**To do**
Please transcribe the data below exactly. Leave the pictures out.

——————————

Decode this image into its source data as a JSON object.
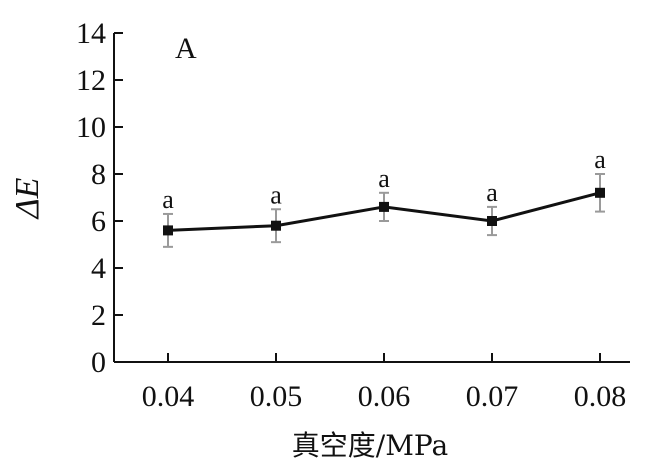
{
  "chart_data": {
    "type": "line",
    "panel_label": "A",
    "xlabel": "真空度/MPa",
    "ylabel": "ΔE",
    "categories": [
      "0.04",
      "0.05",
      "0.06",
      "0.07",
      "0.08"
    ],
    "y_ticks": [
      "0",
      "2",
      "4",
      "6",
      "8",
      "10",
      "12",
      "14"
    ],
    "ylim": [
      0,
      14
    ],
    "grid": false,
    "series": [
      {
        "values": [
          5.6,
          5.8,
          6.6,
          6.0,
          7.2
        ],
        "error": [
          0.7,
          0.7,
          0.6,
          0.6,
          0.8
        ],
        "significance": [
          "a",
          "a",
          "a",
          "a",
          "a"
        ]
      }
    ],
    "colors": {
      "line": "#111111",
      "error_bar": "#9a9a9a"
    }
  }
}
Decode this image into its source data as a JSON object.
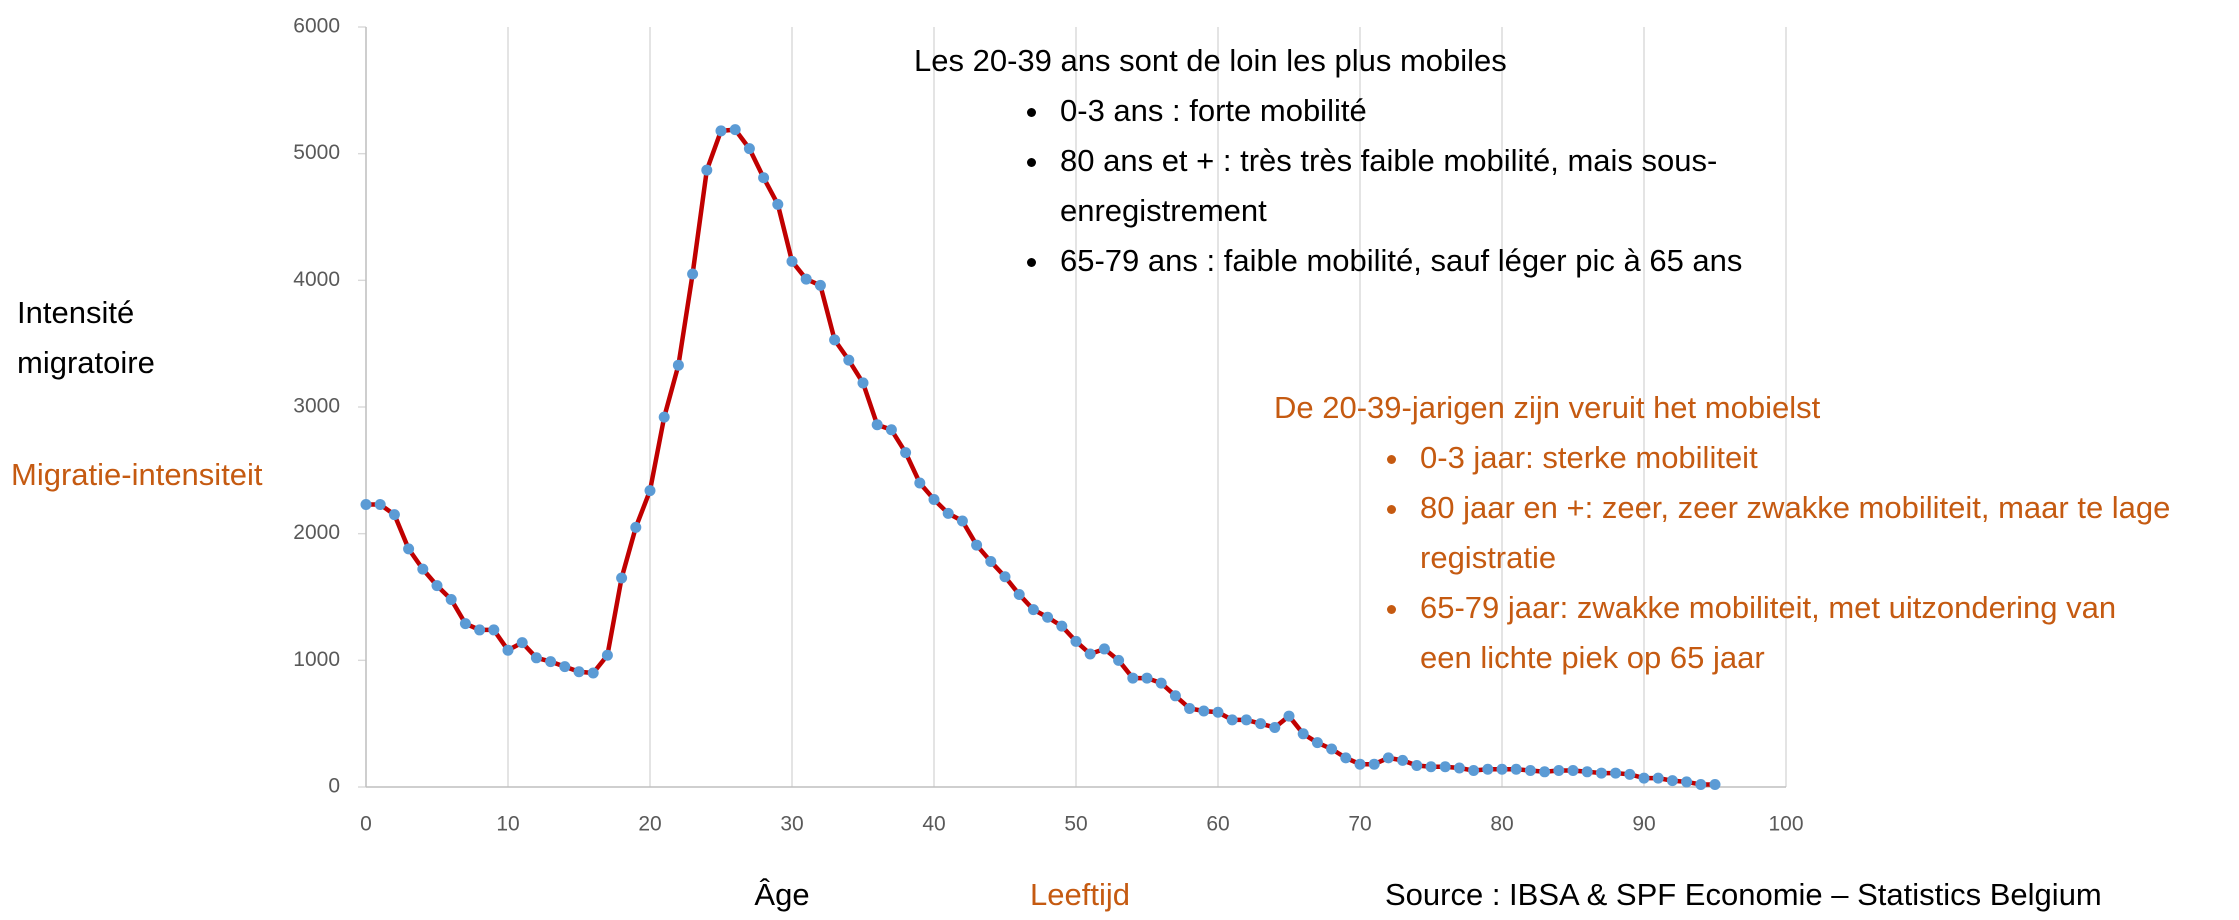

——————————

**Result of this task**
Decode this image into its source data as a JSON object.
{
  "chart_data": {
    "type": "line",
    "panel_label": "A",
    "xlabel": "真空度/MPa",
    "ylabel": "ΔE",
    "categories": [
      "0.04",
      "0.05",
      "0.06",
      "0.07",
      "0.08"
    ],
    "y_ticks": [
      "0",
      "2",
      "4",
      "6",
      "8",
      "10",
      "12",
      "14"
    ],
    "ylim": [
      0,
      14
    ],
    "grid": false,
    "series": [
      {
        "values": [
          5.6,
          5.8,
          6.6,
          6.0,
          7.2
        ],
        "error": [
          0.7,
          0.7,
          0.6,
          0.6,
          0.8
        ],
        "significance": [
          "a",
          "a",
          "a",
          "a",
          "a"
        ]
      }
    ],
    "colors": {
      "line": "#111111",
      "error_bar": "#9a9a9a"
    }
  }
}
Decode this image into its source data as a JSON object.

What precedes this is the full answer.